▸ DATASET ROWS
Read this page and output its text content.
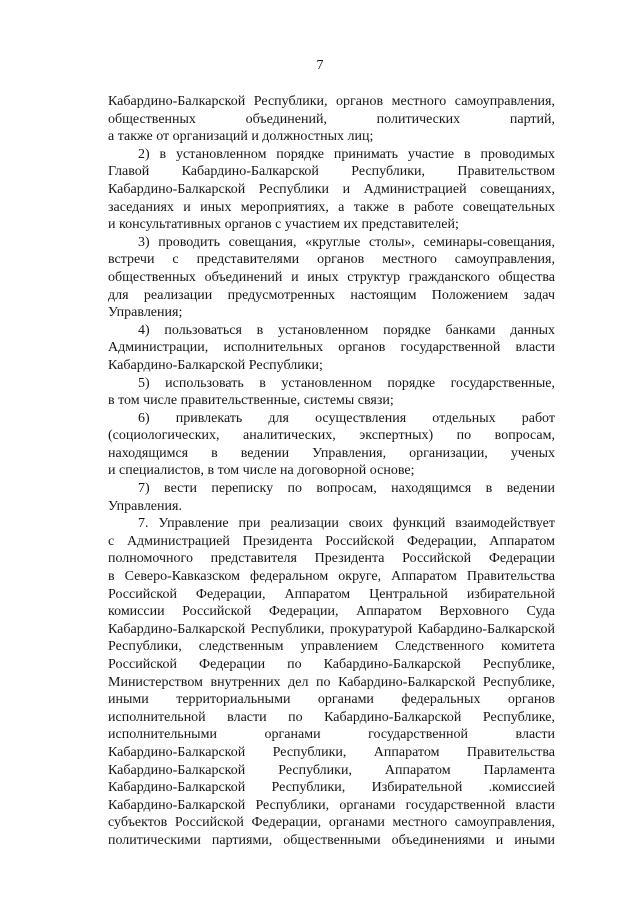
7
Кабардино-Балкарской Республики, органов местного самоуправления,
общественных объединений, политических партий,
а также от организаций и должностных лиц;
2) в установленном порядке принимать участие в проводимых
Главой Кабардино-Балкарской Республики, Правительством
Кабардино-Балкарской Республики и Администрацией совещаниях,
заседаниях и иных мероприятиях, а также в работе совещательных
и консультативных органов с участием их представителей;
3) проводить совещания, «круглые столы», семинары-совещания,
встречи с представителями органов местного самоуправления,
общественных объединений и иных структур гражданского общества
для реализации предусмотренных настоящим Положением задач
Управления;
4) пользоваться в установленном порядке банками данных
Администрации, исполнительных органов государственной власти
Кабардино-Балкарской Республики;
5) использовать в установленном порядке государственные,
в том числе правительственные, системы связи;
6) привлекать для осуществления отдельных работ
(социологических, аналитических, экспертных) по вопросам,
находящимся в ведении Управления, организации, ученых
и специалистов, в том числе на договорной основе;
7) вести переписку по вопросам, находящимся в ведении
Управления.
7. Управление при реализации своих функций взаимодействует
с Администрацией Президента Российской Федерации, Аппаратом
полномочного представителя Президента Российской Федерации
в Северо-Кавказском федеральном округе, Аппаратом Правительства
Российской Федерации, Аппаратом Центральной избирательной
комиссии Российской Федерации, Аппаратом Верховного Суда
Кабардино-Балкарской Республики, прокуратурой Кабардино-Балкарской
Республики, следственным управлением Следственного комитета
Российской Федерации по Кабардино-Балкарской Республике,
Министерством внутренних дел по Кабардино-Балкарской Республике,
иными территориальными органами федеральных органов
исполнительной власти по Кабардино-Балкарской Республике,
исполнительными органами государственной власти
Кабардино-Балкарской Республики, Аппаратом Правительства
Кабардино-Балкарской Республики, Аппаратом Парламента
Кабардино-Балкарской Республики, Избирательной .комиссией
Кабардино-Балкарской Республики, органами государственной власти
субъектов Российской Федерации, органами местного самоуправления,
политическими партиями, общественными объединениями и иными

▸ WRITTEN INSTRUCTION
Print all the records again exactly; do not include any picture.

▸ RESULT OF THIS TASK
Read this page and output its text content.
7
Кабардино-Балкарской Республики, органов местного самоуправления,
общественных объединений, политических партий,
а также от организаций и должностных лиц;
2) в установленном порядке принимать участие в проводимых
Главой Кабардино-Балкарской Республики, Правительством
Кабардино-Балкарской Республики и Администрацией совещаниях,
заседаниях и иных мероприятиях, а также в работе совещательных
и консультативных органов с участием их представителей;
3) проводить совещания, «круглые столы», семинары-совещания,
встречи с представителями органов местного самоуправления,
общественных объединений и иных структур гражданского общества
для реализации предусмотренных настоящим Положением задач
Управления;
4) пользоваться в установленном порядке банками данных
Администрации, исполнительных органов государственной власти
Кабардино-Балкарской Республики;
5) использовать в установленном порядке государственные,
в том числе правительственные, системы связи;
6) привлекать для осуществления отдельных работ
(социологических, аналитических, экспертных) по вопросам,
находящимся в ведении Управления, организации, ученых
и специалистов, в том числе на договорной основе;
7) вести переписку по вопросам, находящимся в ведении
Управления.
7. Управление при реализации своих функций взаимодействует
с Администрацией Президента Российской Федерации, Аппаратом
полномочного представителя Президента Российской Федерации
в Северо-Кавказском федеральном округе, Аппаратом Правительства
Российской Федерации, Аппаратом Центральной избирательной
комиссии Российской Федерации, Аппаратом Верховного Суда
Кабардино-Балкарской Республики, прокуратурой Кабардино-Балкарской
Республики, следственным управлением Следственного комитета
Российской Федерации по Кабардино-Балкарской Республике,
Министерством внутренних дел по Кабардино-Балкарской Республике,
иными территориальными органами федеральных органов
исполнительной власти по Кабардино-Балкарской Республике,
исполнительными органами государственной власти
Кабардино-Балкарской Республики, Аппаратом Правительства
Кабардино-Балкарской Республики, Аппаратом Парламента
Кабардино-Балкарской Республики, Избирательной .комиссией
Кабардино-Балкарской Республики, органами государственной власти
субъектов Российской Федерации, органами местного самоуправления,
политическими партиями, общественными объединениями и иными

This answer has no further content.